## [Problem description]
Print all entries word for word.

--*--

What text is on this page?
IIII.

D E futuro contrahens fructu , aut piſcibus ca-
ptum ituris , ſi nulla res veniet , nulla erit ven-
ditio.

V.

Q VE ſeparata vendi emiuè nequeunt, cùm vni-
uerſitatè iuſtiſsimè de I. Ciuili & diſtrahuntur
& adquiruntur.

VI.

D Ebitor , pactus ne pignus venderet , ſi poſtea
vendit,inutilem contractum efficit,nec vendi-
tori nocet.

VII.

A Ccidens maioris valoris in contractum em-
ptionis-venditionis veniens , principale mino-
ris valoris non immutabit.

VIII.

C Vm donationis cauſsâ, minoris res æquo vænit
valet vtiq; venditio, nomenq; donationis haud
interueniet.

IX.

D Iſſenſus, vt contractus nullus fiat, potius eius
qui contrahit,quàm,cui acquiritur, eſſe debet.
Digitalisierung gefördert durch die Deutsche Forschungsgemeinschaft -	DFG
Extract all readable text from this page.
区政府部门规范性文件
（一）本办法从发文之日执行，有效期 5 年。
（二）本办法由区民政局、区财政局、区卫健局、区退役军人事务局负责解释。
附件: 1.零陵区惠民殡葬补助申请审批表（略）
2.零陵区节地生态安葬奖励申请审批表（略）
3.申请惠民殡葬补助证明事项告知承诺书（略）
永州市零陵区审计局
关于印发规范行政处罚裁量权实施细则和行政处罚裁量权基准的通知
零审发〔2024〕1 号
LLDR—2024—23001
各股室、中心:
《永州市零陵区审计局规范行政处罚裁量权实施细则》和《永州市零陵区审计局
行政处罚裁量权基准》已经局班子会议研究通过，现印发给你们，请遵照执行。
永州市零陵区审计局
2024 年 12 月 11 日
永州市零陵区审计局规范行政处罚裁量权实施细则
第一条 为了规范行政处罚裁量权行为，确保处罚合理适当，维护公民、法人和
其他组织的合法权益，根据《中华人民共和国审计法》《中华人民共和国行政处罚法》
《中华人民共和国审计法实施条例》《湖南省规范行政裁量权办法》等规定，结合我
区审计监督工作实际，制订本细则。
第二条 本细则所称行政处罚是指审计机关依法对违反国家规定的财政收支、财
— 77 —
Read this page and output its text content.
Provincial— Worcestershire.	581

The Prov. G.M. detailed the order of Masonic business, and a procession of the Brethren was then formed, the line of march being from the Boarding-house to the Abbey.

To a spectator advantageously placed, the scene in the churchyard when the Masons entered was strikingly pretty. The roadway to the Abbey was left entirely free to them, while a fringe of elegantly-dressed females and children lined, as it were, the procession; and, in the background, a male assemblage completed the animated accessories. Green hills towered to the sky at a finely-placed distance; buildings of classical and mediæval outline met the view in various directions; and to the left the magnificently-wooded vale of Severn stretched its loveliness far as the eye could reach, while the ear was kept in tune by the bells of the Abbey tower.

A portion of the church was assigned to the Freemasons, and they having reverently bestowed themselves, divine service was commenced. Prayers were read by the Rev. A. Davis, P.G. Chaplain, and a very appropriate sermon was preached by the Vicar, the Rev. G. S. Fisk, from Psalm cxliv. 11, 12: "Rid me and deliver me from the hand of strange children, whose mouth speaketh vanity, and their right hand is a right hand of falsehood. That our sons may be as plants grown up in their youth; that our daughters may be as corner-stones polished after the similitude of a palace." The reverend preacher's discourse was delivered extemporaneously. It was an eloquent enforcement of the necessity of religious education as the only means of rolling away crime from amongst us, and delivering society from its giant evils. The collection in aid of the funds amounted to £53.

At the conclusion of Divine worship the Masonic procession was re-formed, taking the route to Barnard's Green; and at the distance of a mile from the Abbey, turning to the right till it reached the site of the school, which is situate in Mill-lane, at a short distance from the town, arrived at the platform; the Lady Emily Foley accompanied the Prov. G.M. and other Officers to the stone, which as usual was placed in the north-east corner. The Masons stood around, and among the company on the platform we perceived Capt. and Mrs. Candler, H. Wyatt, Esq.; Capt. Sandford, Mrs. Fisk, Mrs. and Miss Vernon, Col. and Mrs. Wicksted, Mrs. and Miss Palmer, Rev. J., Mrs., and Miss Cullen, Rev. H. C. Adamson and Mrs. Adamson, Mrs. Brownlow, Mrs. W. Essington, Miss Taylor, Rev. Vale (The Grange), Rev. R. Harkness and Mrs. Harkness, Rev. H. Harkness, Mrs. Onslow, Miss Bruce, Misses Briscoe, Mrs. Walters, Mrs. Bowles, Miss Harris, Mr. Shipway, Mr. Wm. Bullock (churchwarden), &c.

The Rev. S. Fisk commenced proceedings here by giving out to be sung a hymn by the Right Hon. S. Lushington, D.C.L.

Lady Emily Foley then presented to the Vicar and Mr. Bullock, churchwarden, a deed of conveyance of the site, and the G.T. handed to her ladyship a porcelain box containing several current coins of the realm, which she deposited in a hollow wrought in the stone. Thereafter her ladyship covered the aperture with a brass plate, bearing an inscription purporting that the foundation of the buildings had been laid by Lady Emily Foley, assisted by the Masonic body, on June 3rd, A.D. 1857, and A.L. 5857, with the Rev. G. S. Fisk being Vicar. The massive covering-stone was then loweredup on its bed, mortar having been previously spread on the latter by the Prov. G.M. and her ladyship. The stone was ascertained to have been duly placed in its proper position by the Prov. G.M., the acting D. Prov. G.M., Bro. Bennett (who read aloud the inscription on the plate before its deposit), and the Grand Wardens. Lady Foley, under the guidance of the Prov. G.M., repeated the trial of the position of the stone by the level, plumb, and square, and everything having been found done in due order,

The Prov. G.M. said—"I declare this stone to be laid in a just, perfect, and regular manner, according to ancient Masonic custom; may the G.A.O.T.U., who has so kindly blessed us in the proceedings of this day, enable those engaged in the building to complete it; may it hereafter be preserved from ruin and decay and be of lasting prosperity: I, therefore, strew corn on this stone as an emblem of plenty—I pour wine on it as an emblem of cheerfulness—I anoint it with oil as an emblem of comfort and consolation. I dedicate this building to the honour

--*--

## [Problem solution]
What text is on this page?
IIII.

D E futuro contrahens fructu , aut piſcibus ca-
ptum ituris , ſi nulla res veniet , nulla erit ven-
ditio.

V.

Q VE ſeparata vendi emiuè nequeunt, cùm vni-
uerſitatè iuſtiſsimè de I. Ciuili & diſtrahuntur
& adquiruntur.

VI.

D Ebitor , pactus ne pignus venderet , ſi poſtea
vendit,inutilem contractum efficit,nec vendi-
tori nocet.

VII.

A Ccidens maioris valoris in contractum em-
ptionis-venditionis veniens , principale mino-
ris valoris non immutabit.

VIII.

C Vm donationis cauſsâ, minoris res æquo vænit
valet vtiq; venditio, nomenq; donationis haud
interueniet.

IX.

D Iſſenſus, vt contractus nullus fiat, potius eius
qui contrahit,quàm,cui acquiritur, eſſe debet.
Digitalisierung gefördert durch die Deutsche Forschungsgemeinschaft -	DFG
Extract all readable text from this page.
区政府部门规范性文件
（一）本办法从发文之日执行，有效期 5 年。
（二）本办法由区民政局、区财政局、区卫健局、区退役军人事务局负责解释。
附件: 1.零陵区惠民殡葬补助申请审批表（略）
2.零陵区节地生态安葬奖励申请审批表（略）
3.申请惠民殡葬补助证明事项告知承诺书（略）
永州市零陵区审计局
关于印发规范行政处罚裁量权实施细则和行政处罚裁量权基准的通知
零审发〔2024〕1 号
LLDR—2024—23001
各股室、中心:
《永州市零陵区审计局规范行政处罚裁量权实施细则》和《永州市零陵区审计局
行政处罚裁量权基准》已经局班子会议研究通过，现印发给你们，请遵照执行。
永州市零陵区审计局
2024 年 12 月 11 日
永州市零陵区审计局规范行政处罚裁量权实施细则
第一条 为了规范行政处罚裁量权行为，确保处罚合理适当，维护公民、法人和
其他组织的合法权益，根据《中华人民共和国审计法》《中华人民共和国行政处罚法》
《中华人民共和国审计法实施条例》《湖南省规范行政裁量权办法》等规定，结合我
区审计监督工作实际，制订本细则。
第二条 本细则所称行政处罚是指审计机关依法对违反国家规定的财政收支、财
— 77 —
Read this page and output its text content.
Provincial— Worcestershire.	581

The Prov. G.M. detailed the order of Masonic business, and a procession of the Brethren was then formed, the line of march being from the Boarding-house to the Abbey.

To a spectator advantageously placed, the scene in the churchyard when the Masons entered was strikingly pretty. The roadway to the Abbey was left entirely free to them, while a fringe of elegantly-dressed females and children lined, as it were, the procession; and, in the background, a male assemblage completed the animated accessories. Green hills towered to the sky at a finely-placed distance; buildings of classical and mediæval outline met the view in various directions; and to the left the magnificently-wooded vale of Severn stretched its loveliness far as the eye could reach, while the ear was kept in tune by the bells of the Abbey tower.

A portion of the church was assigned to the Freemasons, and they having reverently bestowed themselves, divine service was commenced. Prayers were read by the Rev. A. Davis, P.G. Chaplain, and a very appropriate sermon was preached by the Vicar, the Rev. G. S. Fisk, from Psalm cxliv. 11, 12: "Rid me and deliver me from the hand of strange children, whose mouth speaketh vanity, and their right hand is a right hand of falsehood. That our sons may be as plants grown up in their youth; that our daughters may be as corner-stones polished after the similitude of a palace." The reverend preacher's discourse was delivered extemporaneously. It was an eloquent enforcement of the necessity of religious education as the only means of rolling away crime from amongst us, and delivering society from its giant evils. The collection in aid of the funds amounted to £53.

At the conclusion of Divine worship the Masonic procession was re-formed, taking the route to Barnard's Green; and at the distance of a mile from the Abbey, turning to the right till it reached the site of the school, which is situate in Mill-lane, at a short distance from the town, arrived at the platform; the Lady Emily Foley accompanied the Prov. G.M. and other Officers to the stone, which as usual was placed in the north-east corner. The Masons stood around, and among the company on the platform we perceived Capt. and Mrs. Candler, H. Wyatt, Esq.; Capt. Sandford, Mrs. Fisk, Mrs. and Miss Vernon, Col. and Mrs. Wicksted, Mrs. and Miss Palmer, Rev. J., Mrs., and Miss Cullen, Rev. H. C. Adamson and Mrs. Adamson, Mrs. Brownlow, Mrs. W. Essington, Miss Taylor, Rev. Vale (The Grange), Rev. R. Harkness and Mrs. Harkness, Rev. H. Harkness, Mrs. Onslow, Miss Bruce, Misses Briscoe, Mrs. Walters, Mrs. Bowles, Miss Harris, Mr. Shipway, Mr. Wm. Bullock (churchwarden), &c.

The Rev. S. Fisk commenced proceedings here by giving out to be sung a hymn by the Right Hon. S. Lushington, D.C.L.

Lady Emily Foley then presented to the Vicar and Mr. Bullock, churchwarden, a deed of conveyance of the site, and the G.T. handed to her ladyship a porcelain box containing several current coins of the realm, which she deposited in a hollow wrought in the stone. Thereafter her ladyship covered the aperture with a brass plate, bearing an inscription purporting that the foundation of the buildings had been laid by Lady Emily Foley, assisted by the Masonic body, on June 3rd, A.D. 1857, and A.L. 5857, with the Rev. G. S. Fisk being Vicar. The massive covering-stone was then loweredup on its bed, mortar having been previously spread on the latter by the Prov. G.M. and her ladyship. The stone was ascertained to have been duly placed in its proper position by the Prov. G.M., the acting D. Prov. G.M., Bro. Bennett (who read aloud the inscription on the plate before its deposit), and the Grand Wardens. Lady Foley, under the guidance of the Prov. G.M., repeated the trial of the position of the stone by the level, plumb, and square, and everything having been found done in due order,

The Prov. G.M. said—"I declare this stone to be laid in a just, perfect, and regular manner, according to ancient Masonic custom; may the G.A.O.T.U., who has so kindly blessed us in the proceedings of this day, enable those engaged in the building to complete it; may it hereafter be preserved from ruin and decay and be of lasting prosperity: I, therefore, strew corn on this stone as an emblem of plenty—I pour wine on it as an emblem of cheerfulness—I anoint it with oil as an emblem of comfort and consolation. I dedicate this building to the honour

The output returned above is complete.